DO THIS: Copy out each line of the data that holds the word "bosqichlari".

*****

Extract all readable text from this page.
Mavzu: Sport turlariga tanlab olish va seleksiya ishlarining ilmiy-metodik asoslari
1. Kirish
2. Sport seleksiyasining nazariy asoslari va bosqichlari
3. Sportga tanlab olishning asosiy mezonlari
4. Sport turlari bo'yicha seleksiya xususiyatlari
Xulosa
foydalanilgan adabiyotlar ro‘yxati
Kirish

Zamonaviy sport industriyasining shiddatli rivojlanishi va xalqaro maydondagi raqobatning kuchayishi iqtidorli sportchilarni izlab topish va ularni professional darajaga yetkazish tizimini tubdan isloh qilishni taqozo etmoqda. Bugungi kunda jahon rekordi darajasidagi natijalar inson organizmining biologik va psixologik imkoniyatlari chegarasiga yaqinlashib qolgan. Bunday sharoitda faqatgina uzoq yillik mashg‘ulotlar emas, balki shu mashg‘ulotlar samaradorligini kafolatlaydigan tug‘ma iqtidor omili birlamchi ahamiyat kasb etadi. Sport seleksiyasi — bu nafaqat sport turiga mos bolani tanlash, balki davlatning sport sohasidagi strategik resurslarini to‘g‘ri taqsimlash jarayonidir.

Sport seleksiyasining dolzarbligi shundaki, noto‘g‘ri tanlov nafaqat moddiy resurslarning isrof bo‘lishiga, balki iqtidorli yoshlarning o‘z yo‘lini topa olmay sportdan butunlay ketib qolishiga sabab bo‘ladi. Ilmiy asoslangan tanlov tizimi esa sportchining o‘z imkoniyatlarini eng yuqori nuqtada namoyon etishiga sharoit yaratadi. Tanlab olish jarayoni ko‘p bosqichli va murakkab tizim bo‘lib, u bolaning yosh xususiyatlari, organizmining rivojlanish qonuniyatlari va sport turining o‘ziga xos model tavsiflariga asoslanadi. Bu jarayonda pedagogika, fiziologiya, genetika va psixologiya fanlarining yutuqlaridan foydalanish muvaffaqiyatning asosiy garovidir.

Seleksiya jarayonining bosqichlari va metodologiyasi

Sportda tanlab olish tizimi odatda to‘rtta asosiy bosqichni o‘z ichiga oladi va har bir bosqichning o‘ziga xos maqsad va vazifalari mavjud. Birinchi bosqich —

*****

CORRECT OUTPUT:
2. Sport seleksiyasining nazariy asoslari va bosqichlari
Seleksiya jarayonining bosqichlari va metodologiyasi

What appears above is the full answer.